### Stored entries
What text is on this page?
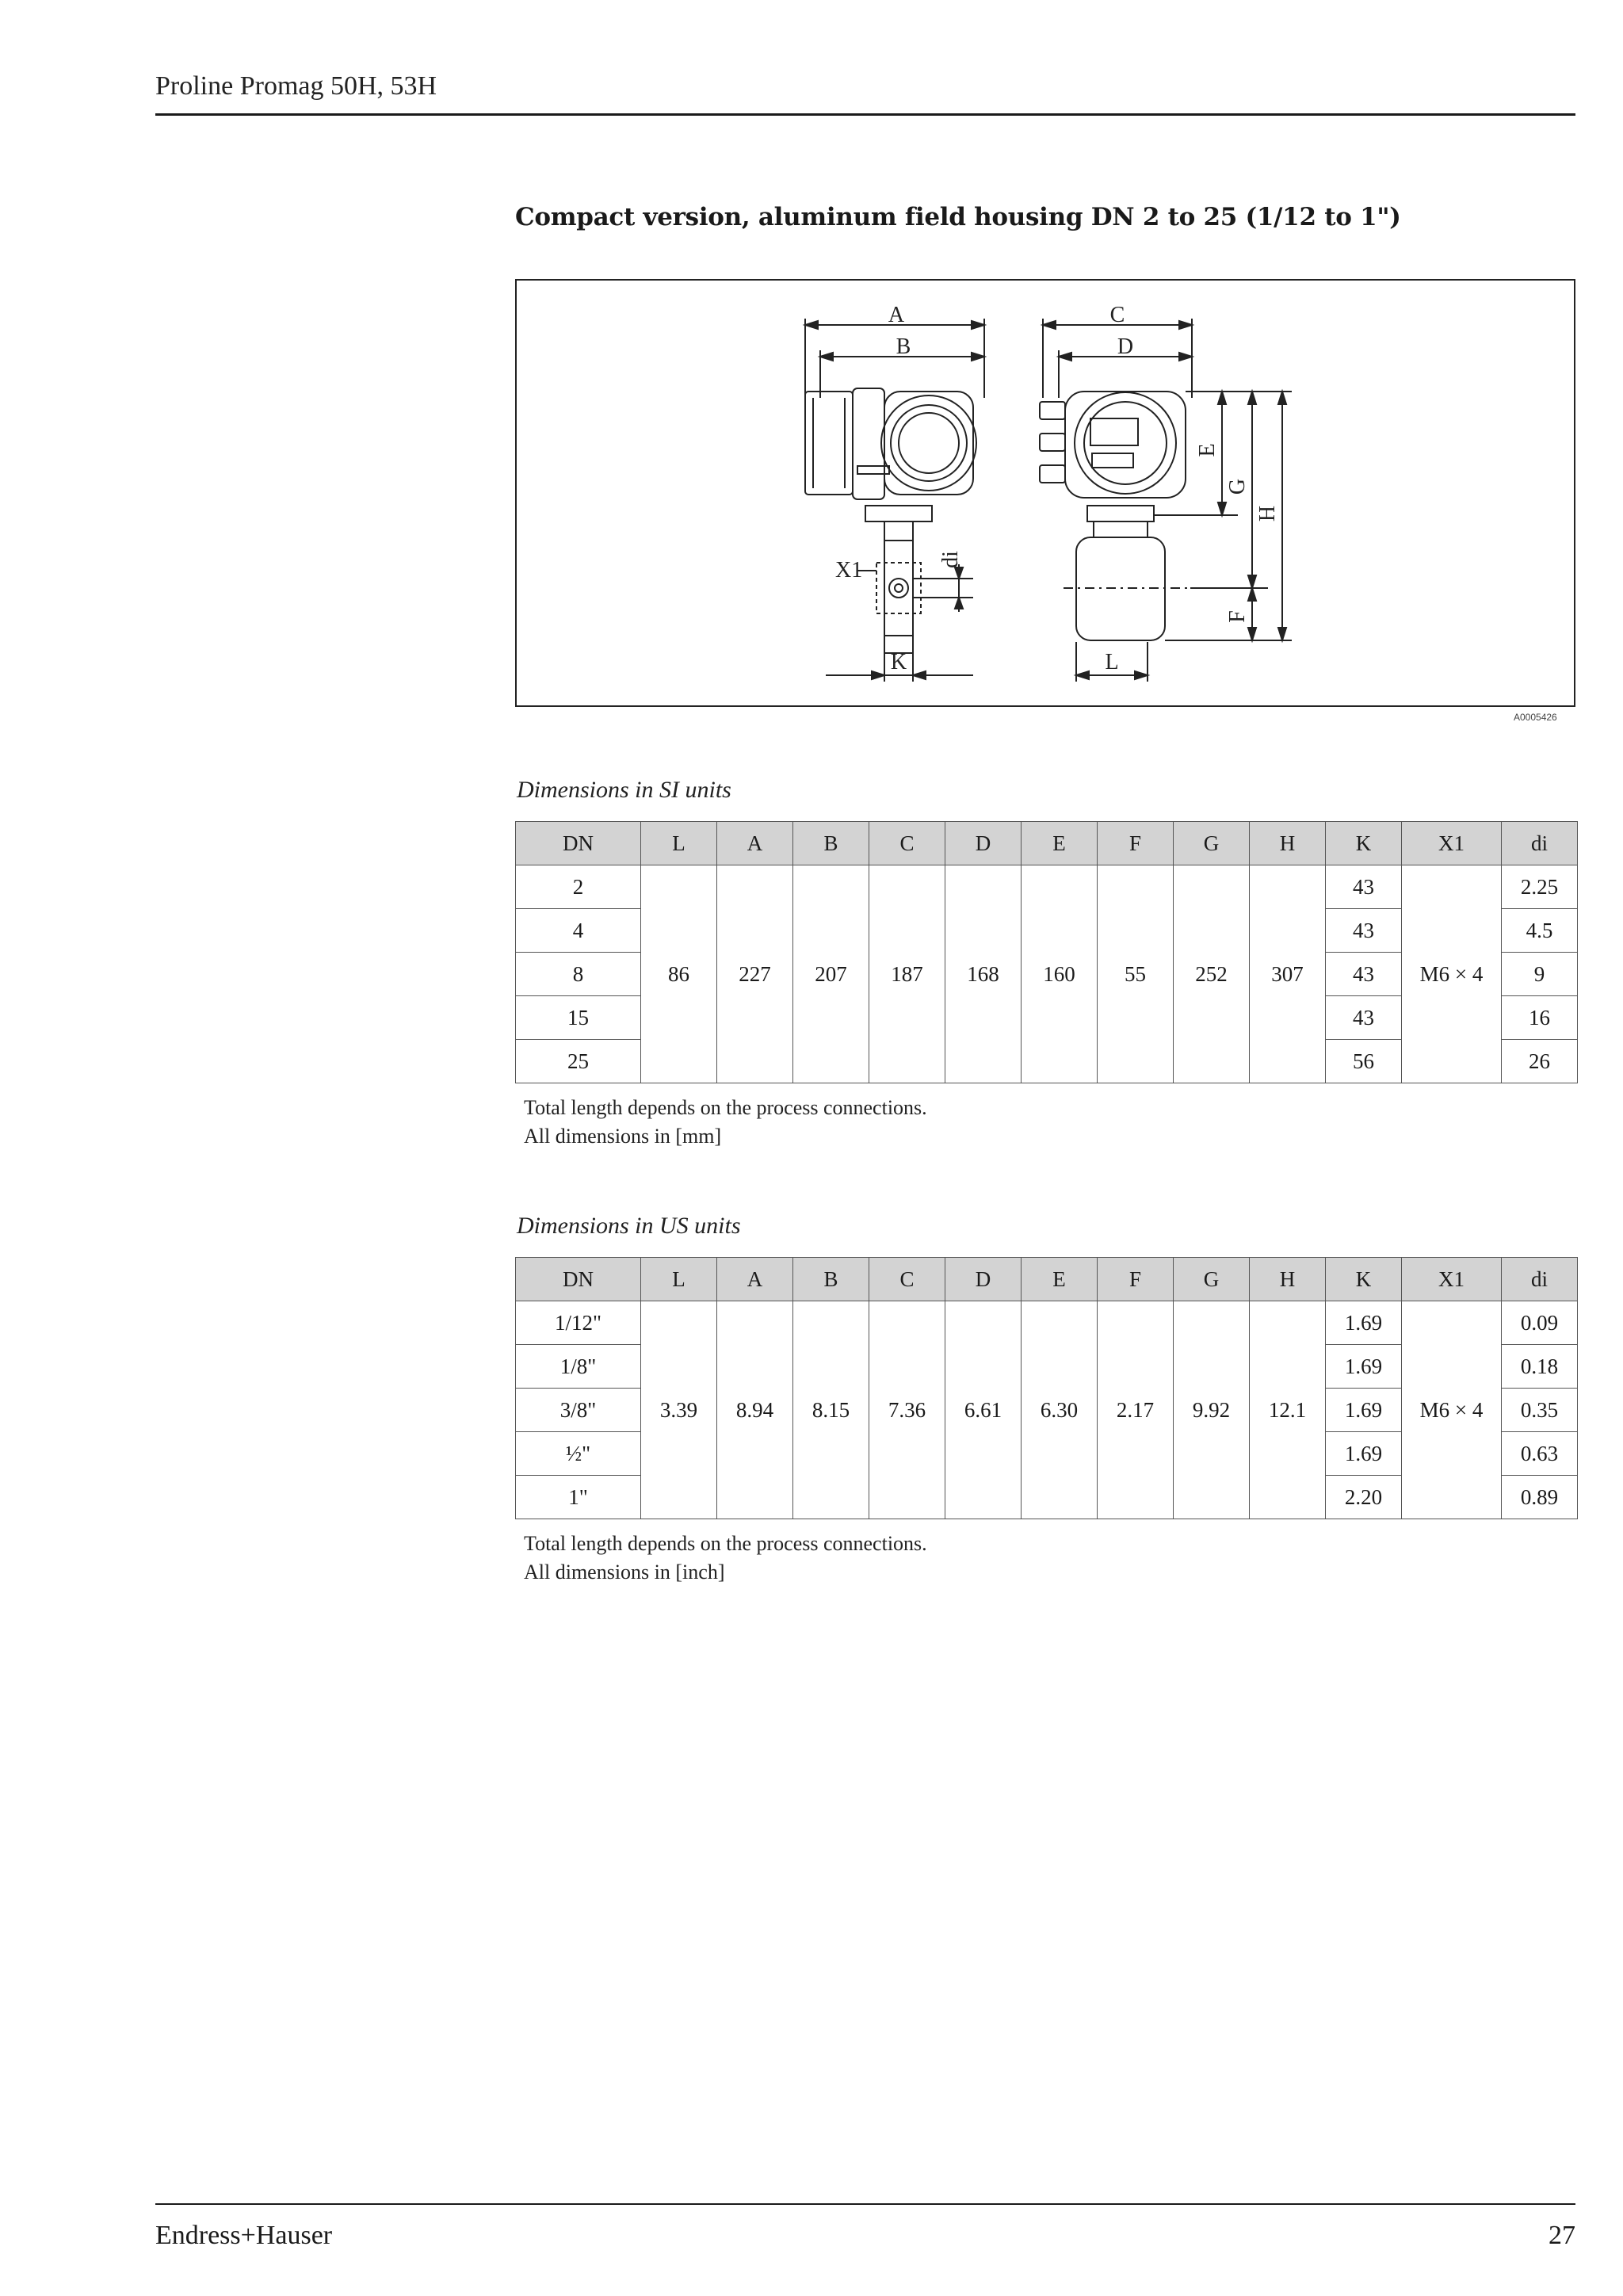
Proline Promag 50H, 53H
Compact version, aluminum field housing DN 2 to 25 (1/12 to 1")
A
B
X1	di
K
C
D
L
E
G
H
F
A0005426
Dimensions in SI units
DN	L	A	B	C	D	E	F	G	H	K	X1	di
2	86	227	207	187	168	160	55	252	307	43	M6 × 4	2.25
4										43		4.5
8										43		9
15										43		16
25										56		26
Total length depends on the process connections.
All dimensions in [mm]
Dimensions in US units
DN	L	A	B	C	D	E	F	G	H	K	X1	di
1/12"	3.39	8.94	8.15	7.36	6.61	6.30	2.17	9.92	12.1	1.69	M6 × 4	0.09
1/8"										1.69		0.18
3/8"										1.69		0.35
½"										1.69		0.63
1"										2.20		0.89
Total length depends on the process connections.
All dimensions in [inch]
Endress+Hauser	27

...

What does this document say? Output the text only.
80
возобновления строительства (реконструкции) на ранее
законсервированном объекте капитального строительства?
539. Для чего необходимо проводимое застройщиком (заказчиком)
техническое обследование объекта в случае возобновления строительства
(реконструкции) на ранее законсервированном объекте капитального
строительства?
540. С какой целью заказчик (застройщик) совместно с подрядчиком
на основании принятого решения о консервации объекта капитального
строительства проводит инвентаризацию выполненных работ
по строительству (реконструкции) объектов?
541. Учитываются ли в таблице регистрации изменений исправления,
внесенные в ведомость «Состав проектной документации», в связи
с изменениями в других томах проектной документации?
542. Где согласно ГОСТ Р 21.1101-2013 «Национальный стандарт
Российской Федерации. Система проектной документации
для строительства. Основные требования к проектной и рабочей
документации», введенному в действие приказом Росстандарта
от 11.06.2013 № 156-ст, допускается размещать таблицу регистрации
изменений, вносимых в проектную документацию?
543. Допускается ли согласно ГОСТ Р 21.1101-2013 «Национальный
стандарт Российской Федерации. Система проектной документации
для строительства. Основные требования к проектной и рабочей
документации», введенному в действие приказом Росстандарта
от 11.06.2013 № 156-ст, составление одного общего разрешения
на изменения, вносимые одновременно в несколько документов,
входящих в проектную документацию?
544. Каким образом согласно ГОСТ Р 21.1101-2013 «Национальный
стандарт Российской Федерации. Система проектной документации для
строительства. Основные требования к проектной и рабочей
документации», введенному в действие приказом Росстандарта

==

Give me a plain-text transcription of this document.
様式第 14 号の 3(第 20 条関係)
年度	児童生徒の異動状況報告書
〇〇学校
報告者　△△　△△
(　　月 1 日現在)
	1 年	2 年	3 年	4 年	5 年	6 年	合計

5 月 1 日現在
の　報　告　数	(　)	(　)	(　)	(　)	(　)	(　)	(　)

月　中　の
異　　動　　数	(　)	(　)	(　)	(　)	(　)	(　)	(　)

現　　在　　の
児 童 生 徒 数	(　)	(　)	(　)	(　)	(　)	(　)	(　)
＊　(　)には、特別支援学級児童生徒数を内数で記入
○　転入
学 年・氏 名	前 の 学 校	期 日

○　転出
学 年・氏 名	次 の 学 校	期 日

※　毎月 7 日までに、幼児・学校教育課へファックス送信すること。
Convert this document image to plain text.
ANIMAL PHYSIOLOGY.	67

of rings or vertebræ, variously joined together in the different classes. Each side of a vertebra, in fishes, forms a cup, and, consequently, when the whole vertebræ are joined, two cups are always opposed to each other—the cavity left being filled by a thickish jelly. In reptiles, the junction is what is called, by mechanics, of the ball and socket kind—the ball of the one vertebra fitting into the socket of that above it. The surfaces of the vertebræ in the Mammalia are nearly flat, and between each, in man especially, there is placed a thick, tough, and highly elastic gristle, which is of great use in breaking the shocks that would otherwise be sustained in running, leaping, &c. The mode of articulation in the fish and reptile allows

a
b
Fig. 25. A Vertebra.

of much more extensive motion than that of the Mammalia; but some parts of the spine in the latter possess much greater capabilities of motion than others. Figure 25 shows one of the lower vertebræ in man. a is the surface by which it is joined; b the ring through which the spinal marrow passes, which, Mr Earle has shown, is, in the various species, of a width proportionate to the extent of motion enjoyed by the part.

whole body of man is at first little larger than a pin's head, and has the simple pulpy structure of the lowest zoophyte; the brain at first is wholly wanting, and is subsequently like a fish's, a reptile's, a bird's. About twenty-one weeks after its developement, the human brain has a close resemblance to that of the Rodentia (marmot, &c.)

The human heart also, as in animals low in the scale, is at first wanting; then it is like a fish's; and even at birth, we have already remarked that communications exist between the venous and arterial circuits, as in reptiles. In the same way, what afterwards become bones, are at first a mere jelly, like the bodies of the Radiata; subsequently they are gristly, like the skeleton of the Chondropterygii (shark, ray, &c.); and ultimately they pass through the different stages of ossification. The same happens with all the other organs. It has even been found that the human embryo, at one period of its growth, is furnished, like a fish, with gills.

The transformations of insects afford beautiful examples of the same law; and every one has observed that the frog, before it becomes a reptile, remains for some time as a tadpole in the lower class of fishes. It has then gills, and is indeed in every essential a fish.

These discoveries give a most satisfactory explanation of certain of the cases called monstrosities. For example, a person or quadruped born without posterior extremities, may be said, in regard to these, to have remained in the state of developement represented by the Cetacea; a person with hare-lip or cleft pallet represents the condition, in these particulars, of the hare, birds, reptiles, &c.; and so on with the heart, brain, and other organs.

### What the task asks
Pull out all lines containing the word "законсервированном" from the entries above.

### Correct output
законсервированном объекте капитального строительства?
(реконструкции) на ранее законсервированном объекте капитального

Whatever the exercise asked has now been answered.